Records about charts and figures
-- BEGIN --

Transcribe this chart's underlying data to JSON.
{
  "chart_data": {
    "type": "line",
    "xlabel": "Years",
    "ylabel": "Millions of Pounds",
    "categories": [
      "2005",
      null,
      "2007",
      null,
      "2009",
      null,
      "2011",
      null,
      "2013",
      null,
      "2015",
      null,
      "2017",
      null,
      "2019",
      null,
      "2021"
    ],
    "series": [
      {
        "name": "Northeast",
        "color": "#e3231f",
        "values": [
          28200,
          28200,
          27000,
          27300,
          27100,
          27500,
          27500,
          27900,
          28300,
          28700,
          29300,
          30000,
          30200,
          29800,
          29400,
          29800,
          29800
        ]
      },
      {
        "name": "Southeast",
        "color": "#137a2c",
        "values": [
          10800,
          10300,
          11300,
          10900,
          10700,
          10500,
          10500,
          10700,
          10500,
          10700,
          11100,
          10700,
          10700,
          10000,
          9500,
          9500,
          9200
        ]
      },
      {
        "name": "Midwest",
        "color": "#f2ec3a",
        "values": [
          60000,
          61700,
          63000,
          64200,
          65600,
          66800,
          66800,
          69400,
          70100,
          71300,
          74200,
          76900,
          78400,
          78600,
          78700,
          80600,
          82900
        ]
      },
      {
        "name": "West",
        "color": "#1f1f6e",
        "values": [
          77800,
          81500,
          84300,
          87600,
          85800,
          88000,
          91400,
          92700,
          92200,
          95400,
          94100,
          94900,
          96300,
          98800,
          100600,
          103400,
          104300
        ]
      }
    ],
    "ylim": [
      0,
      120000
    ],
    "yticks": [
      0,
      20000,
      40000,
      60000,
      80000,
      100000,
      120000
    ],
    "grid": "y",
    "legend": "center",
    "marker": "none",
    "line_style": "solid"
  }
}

-- END --

Retype all of the material above with every character intact.

◆ TASK SOLUTION
Transcribe this chart's underlying data to JSON.
{
  "chart_data": {
    "type": "line",
    "xlabel": "Years",
    "ylabel": "Millions of Pounds",
    "categories": [
      "2005",
      null,
      "2007",
      null,
      "2009",
      null,
      "2011",
      null,
      "2013",
      null,
      "2015",
      null,
      "2017",
      null,
      "2019",
      null,
      "2021"
    ],
    "series": [
      {
        "name": "Northeast",
        "color": "#e3231f",
        "values": [
          28200,
          28200,
          27000,
          27300,
          27100,
          27500,
          27500,
          27900,
          28300,
          28700,
          29300,
          30000,
          30200,
          29800,
          29400,
          29800,
          29800
        ]
      },
      {
        "name": "Southeast",
        "color": "#137a2c",
        "values": [
          10800,
          10300,
          11300,
          10900,
          10700,
          10500,
          10500,
          10700,
          10500,
          10700,
          11100,
          10700,
          10700,
          10000,
          9500,
          9500,
          9200
        ]
      },
      {
        "name": "Midwest",
        "color": "#f2ec3a",
        "values": [
          60000,
          61700,
          63000,
          64200,
          65600,
          66800,
          66800,
          69400,
          70100,
          71300,
          74200,
          76900,
          78400,
          78600,
          78700,
          80600,
          82900
        ]
      },
      {
        "name": "West",
        "color": "#1f1f6e",
        "values": [
          77800,
          81500,
          84300,
          87600,
          85800,
          88000,
          91400,
          92700,
          92200,
          95400,
          94100,
          94900,
          96300,
          98800,
          100600,
          103400,
          104300
        ]
      }
    ],
    "ylim": [
      0,
      120000
    ],
    "yticks": [
      0,
      20000,
      40000,
      60000,
      80000,
      100000,
      120000
    ],
    "grid": "y",
    "legend": "center",
    "marker": "none",
    "line_style": "solid"
  }
}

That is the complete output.